Activity –
Those lines of the following listing which contain the string "screenshot" should be returned.
--------------------------------------------------
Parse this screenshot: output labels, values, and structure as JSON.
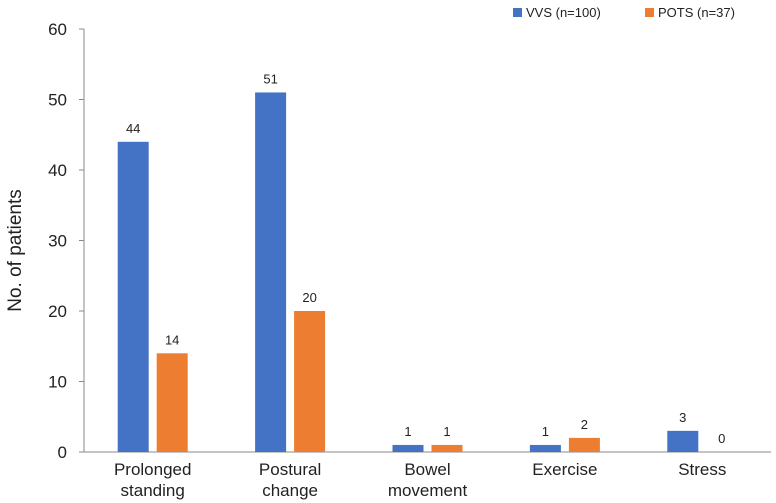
{
  "chart_data": {
    "type": "bar",
    "categories": [
      [
        "Prolonged",
        "standing"
      ],
      [
        "Postural",
        "change"
      ],
      [
        "Bowel",
        "movement"
      ],
      [
        "Exercise"
      ],
      [
        "Stress"
      ]
    ],
    "series": [
      {
        "name": "VVS (n=100)",
        "values": [
          44,
          51,
          1,
          1,
          3
        ],
        "color": "#4472C4"
      },
      {
        "name": "POTS (n=37)",
        "values": [
          14,
          20,
          1,
          2,
          0
        ],
        "color": "#ED7D31"
      }
    ],
    "title": "",
    "xlabel": "",
    "ylabel": "No. of patients",
    "ylim": [
      0,
      60
    ],
    "yticks": [
      0,
      10,
      20,
      30,
      40,
      50,
      60
    ],
    "grid": false,
    "legend": "top-right"
  }
}
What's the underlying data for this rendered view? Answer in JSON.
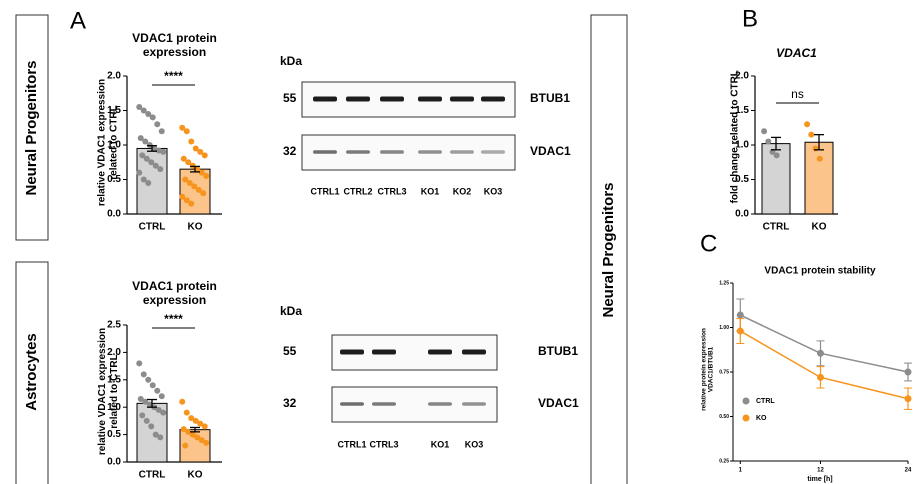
{
  "panel_labels": [
    "A",
    "B",
    "C"
  ],
  "side_labels": [
    "Neural Progenitors",
    "Astrocytes",
    "Neural Progenitors"
  ],
  "blots": [
    {
      "unit": "kDa",
      "rows": [
        {
          "kda": "55",
          "protein": "BTUB1"
        },
        {
          "kda": "32",
          "protein": "VDAC1"
        }
      ],
      "lanes": [
        "CTRL1",
        "CTRL2",
        "CTRL3",
        "KO1",
        "KO2",
        "KO3"
      ]
    },
    {
      "unit": "kDa",
      "rows": [
        {
          "kda": "55",
          "protein": "BTUB1"
        },
        {
          "kda": "32",
          "protein": "VDAC1"
        }
      ],
      "lanes": [
        "CTRL1",
        "CTRL3",
        "KO1",
        "KO3"
      ]
    }
  ],
  "chart_data": [
    {
      "type": "bar",
      "title": "VDAC1 protein expression",
      "y_label": "relative VDAC1 expression related to CTRL",
      "categories": [
        "CTRL",
        "KO"
      ],
      "values": [
        0.95,
        0.65
      ],
      "errors": [
        0.04,
        0.04
      ],
      "significance": "****",
      "points": [
        [
          1.55,
          1.5,
          1.45,
          1.4,
          1.3,
          1.2,
          1.1,
          1.05,
          1.0,
          0.95,
          0.92,
          0.9,
          0.85,
          0.8,
          0.75,
          0.7,
          0.65,
          0.6,
          0.5,
          0.45
        ],
        [
          1.25,
          1.2,
          1.05,
          0.95,
          0.9,
          0.85,
          0.8,
          0.75,
          0.7,
          0.65,
          0.6,
          0.55,
          0.5,
          0.45,
          0.4,
          0.35,
          0.3,
          0.25,
          0.2,
          0.15
        ]
      ],
      "bar_colors": [
        "#d4d4d4",
        "#fbc48a"
      ],
      "point_colors": [
        "#8c8c8c",
        "#f7941d"
      ],
      "ylim": [
        0,
        2.0
      ],
      "yticks": [
        {
          "value": 0,
          "label": "0.0"
        },
        {
          "value": 0.5,
          "label": "0.5"
        },
        {
          "value": 1.0,
          "label": "1.0"
        },
        {
          "value": 1.5,
          "label": "1.5"
        },
        {
          "value": 2.0,
          "label": "2.0"
        }
      ]
    },
    {
      "type": "bar",
      "title": "VDAC1 protein expression",
      "y_label": "relative VDAC1 expression related to CTRL",
      "categories": [
        "CTRL",
        "KO"
      ],
      "values": [
        1.07,
        0.59
      ],
      "errors": [
        0.07,
        0.04
      ],
      "significance": "****",
      "points": [
        [
          1.8,
          1.6,
          1.5,
          1.4,
          1.3,
          1.2,
          1.15,
          1.1,
          1.05,
          1.0,
          0.95,
          0.9,
          0.85,
          0.75,
          0.65,
          0.5,
          0.45
        ],
        [
          1.1,
          0.9,
          0.8,
          0.75,
          0.7,
          0.65,
          0.6,
          0.55,
          0.5,
          0.45,
          0.4,
          0.35,
          0.3
        ]
      ],
      "bar_colors": [
        "#d4d4d4",
        "#fbc48a"
      ],
      "point_colors": [
        "#8c8c8c",
        "#f7941d"
      ],
      "ylim": [
        0,
        2.5
      ],
      "yticks": [
        {
          "value": 0,
          "label": "0.0"
        },
        {
          "value": 0.5,
          "label": "0.5"
        },
        {
          "value": 1.0,
          "label": "1.0"
        },
        {
          "value": 1.5,
          "label": "1.5"
        },
        {
          "value": 2.0,
          "label": "2.0"
        },
        {
          "value": 2.5,
          "label": "2.5"
        }
      ]
    },
    {
      "type": "bar",
      "title": "VDAC1",
      "y_label": "fold change related to CTRL",
      "categories": [
        "CTRL",
        "KO"
      ],
      "values": [
        1.02,
        1.04
      ],
      "errors": [
        0.09,
        0.11
      ],
      "significance": "ns",
      "points": [
        [
          1.2,
          1.05,
          0.9,
          0.85
        ],
        [
          1.3,
          1.15,
          0.95,
          0.8
        ]
      ],
      "bar_colors": [
        "#d4d4d4",
        "#fbc48a"
      ],
      "point_colors": [
        "#8c8c8c",
        "#f7941d"
      ],
      "ylim": [
        0,
        2.0
      ],
      "yticks": [
        {
          "value": 0,
          "label": "0.0"
        },
        {
          "value": 0.5,
          "label": "0.5"
        },
        {
          "value": 1.0,
          "label": "1.0"
        },
        {
          "value": 1.5,
          "label": "1.5"
        },
        {
          "value": 2.0,
          "label": "2.0"
        }
      ]
    },
    {
      "type": "line",
      "title": "VDAC1 protein stability",
      "x_label": "time [h]",
      "y_label": "relative protein expression VDAC1/BTUB1",
      "x": [
        1,
        12,
        24
      ],
      "series": [
        {
          "name": "CTRL",
          "color": "#8c8c8c",
          "values": [
            1.07,
            0.855,
            0.75
          ],
          "errors": [
            0.09,
            0.07,
            0.05
          ]
        },
        {
          "name": "KO",
          "color": "#f7941d",
          "values": [
            0.98,
            0.72,
            0.6
          ],
          "errors": [
            0.07,
            0.06,
            0.06
          ]
        }
      ],
      "xlim": [
        0,
        24
      ],
      "xticks": [
        1,
        12,
        24
      ],
      "ylim": [
        0.25,
        1.25
      ],
      "yticks": [
        0.25,
        {
          "value": 0.5,
          "label": "0.50"
        },
        0.75,
        {
          "value": 1.0,
          "label": "1.00"
        },
        1.25
      ]
    }
  ]
}
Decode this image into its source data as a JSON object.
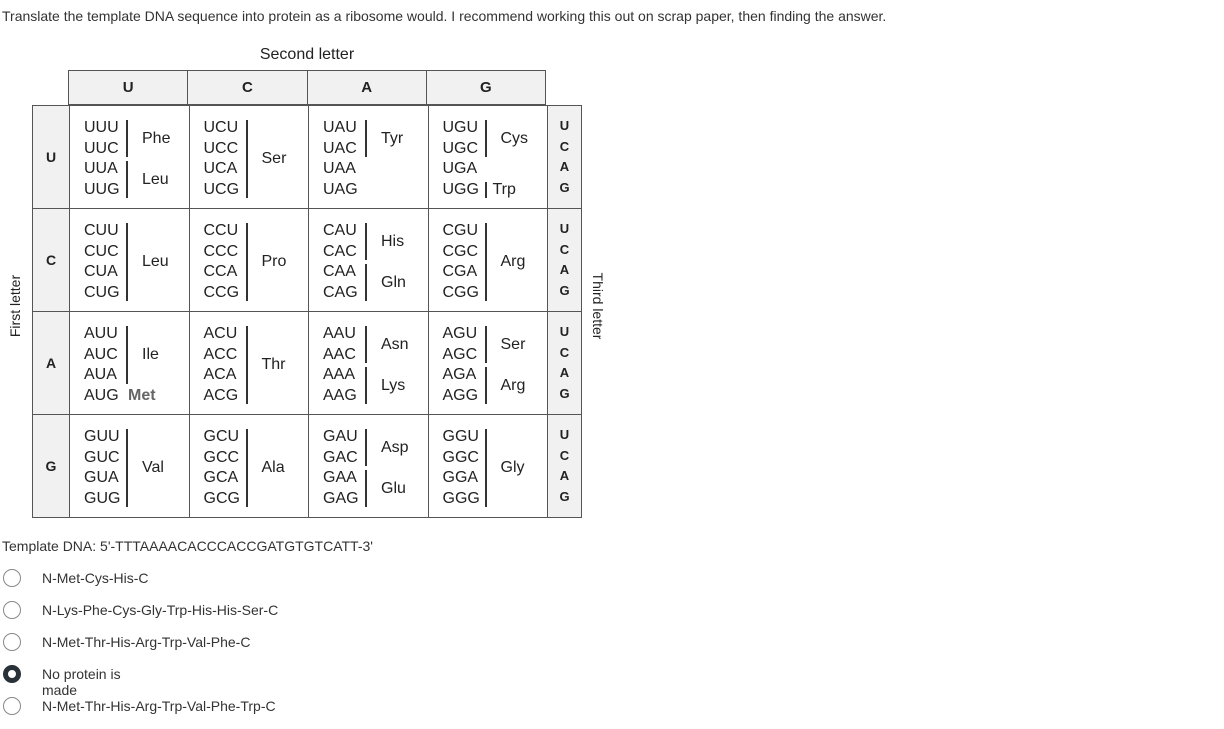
{
  "question": "Translate the template DNA sequence into protein as a ribosome would. I recommend working this out on scrap paper, then finding the answer.",
  "table": {
    "second_letter_label": "Second letter",
    "first_letter_label": "First letter",
    "third_letter_label": "Third letter",
    "second_letters": [
      "U",
      "C",
      "A",
      "G"
    ],
    "first_letters": [
      "U",
      "C",
      "A",
      "G"
    ],
    "third_letters": [
      "U",
      "C",
      "A",
      "G"
    ],
    "rows": [
      {
        "cells": [
          {
            "codons": [
              "UUU",
              "UUC",
              "UUA",
              "UUG"
            ],
            "groups": [
              {
                "aa": "Phe",
                "from": 0,
                "to": 1
              },
              {
                "aa": "Leu",
                "from": 2,
                "to": 3
              }
            ]
          },
          {
            "codons": [
              "UCU",
              "UCC",
              "UCA",
              "UCG"
            ],
            "groups": [
              {
                "aa": "Ser",
                "from": 0,
                "to": 3
              }
            ]
          },
          {
            "codons": [
              "UAU",
              "UAC",
              "UAA",
              "UAG"
            ],
            "groups": [
              {
                "aa": "Tyr",
                "from": 0,
                "to": 1
              }
            ]
          },
          {
            "codons": [
              "UGU",
              "UGC",
              "UGA",
              "UGG"
            ],
            "groups": [
              {
                "aa": "Cys",
                "from": 0,
                "to": 1
              },
              {
                "aa": "Trp",
                "from": 3,
                "to": 3
              }
            ]
          }
        ]
      },
      {
        "cells": [
          {
            "codons": [
              "CUU",
              "CUC",
              "CUA",
              "CUG"
            ],
            "groups": [
              {
                "aa": "Leu",
                "from": 0,
                "to": 3
              }
            ]
          },
          {
            "codons": [
              "CCU",
              "CCC",
              "CCA",
              "CCG"
            ],
            "groups": [
              {
                "aa": "Pro",
                "from": 0,
                "to": 3
              }
            ]
          },
          {
            "codons": [
              "CAU",
              "CAC",
              "CAA",
              "CAG"
            ],
            "groups": [
              {
                "aa": "His",
                "from": 0,
                "to": 1
              },
              {
                "aa": "Gln",
                "from": 2,
                "to": 3
              }
            ]
          },
          {
            "codons": [
              "CGU",
              "CGC",
              "CGA",
              "CGG"
            ],
            "groups": [
              {
                "aa": "Arg",
                "from": 0,
                "to": 3
              }
            ]
          }
        ]
      },
      {
        "cells": [
          {
            "codons": [
              "AUU",
              "AUC",
              "AUA",
              "AUG"
            ],
            "groups": [
              {
                "aa": "Ile",
                "from": 0,
                "to": 2
              },
              {
                "aa": "Met",
                "from": 3,
                "to": 3,
                "nobar": true
              }
            ]
          },
          {
            "codons": [
              "ACU",
              "ACC",
              "ACA",
              "ACG"
            ],
            "groups": [
              {
                "aa": "Thr",
                "from": 0,
                "to": 3
              }
            ]
          },
          {
            "codons": [
              "AAU",
              "AAC",
              "AAA",
              "AAG"
            ],
            "groups": [
              {
                "aa": "Asn",
                "from": 0,
                "to": 1
              },
              {
                "aa": "Lys",
                "from": 2,
                "to": 3
              }
            ]
          },
          {
            "codons": [
              "AGU",
              "AGC",
              "AGA",
              "AGG"
            ],
            "groups": [
              {
                "aa": "Ser",
                "from": 0,
                "to": 1
              },
              {
                "aa": "Arg",
                "from": 2,
                "to": 3
              }
            ]
          }
        ]
      },
      {
        "cells": [
          {
            "codons": [
              "GUU",
              "GUC",
              "GUA",
              "GUG"
            ],
            "groups": [
              {
                "aa": "Val",
                "from": 0,
                "to": 3
              }
            ]
          },
          {
            "codons": [
              "GCU",
              "GCC",
              "GCA",
              "GCG"
            ],
            "groups": [
              {
                "aa": "Ala",
                "from": 0,
                "to": 3
              }
            ]
          },
          {
            "codons": [
              "GAU",
              "GAC",
              "GAA",
              "GAG"
            ],
            "groups": [
              {
                "aa": "Asp",
                "from": 0,
                "to": 1
              },
              {
                "aa": "Glu",
                "from": 2,
                "to": 3
              }
            ]
          },
          {
            "codons": [
              "GGU",
              "GGC",
              "GGA",
              "GGG"
            ],
            "groups": [
              {
                "aa": "Gly",
                "from": 0,
                "to": 3
              }
            ]
          }
        ]
      }
    ]
  },
  "template_dna": "Template DNA: 5'-TTTAAAACACCCACCGATGTGTCATT-3'",
  "options": [
    {
      "label": "N-Met-Cys-His-C",
      "selected": false
    },
    {
      "label": "N-Lys-Phe-Cys-Gly-Trp-His-His-Ser-C",
      "selected": false
    },
    {
      "label": "N-Met-Thr-His-Arg-Trp-Val-Phe-C",
      "selected": false
    },
    {
      "label": "No protein is made",
      "selected": true
    },
    {
      "label": "N-Met-Thr-His-Arg-Trp-Val-Phe-Trp-C",
      "selected": false
    }
  ]
}
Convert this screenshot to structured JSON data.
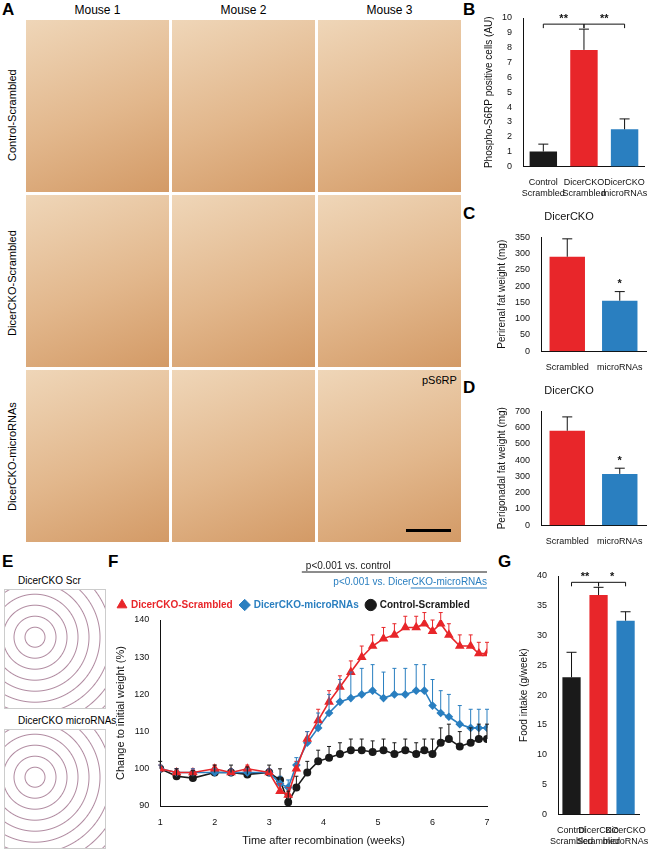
--------------------------------------------------
Answer box –
Parse this screenshot: output labels, values, and structure as JSON.
Convert this screenshot to structured JSON data.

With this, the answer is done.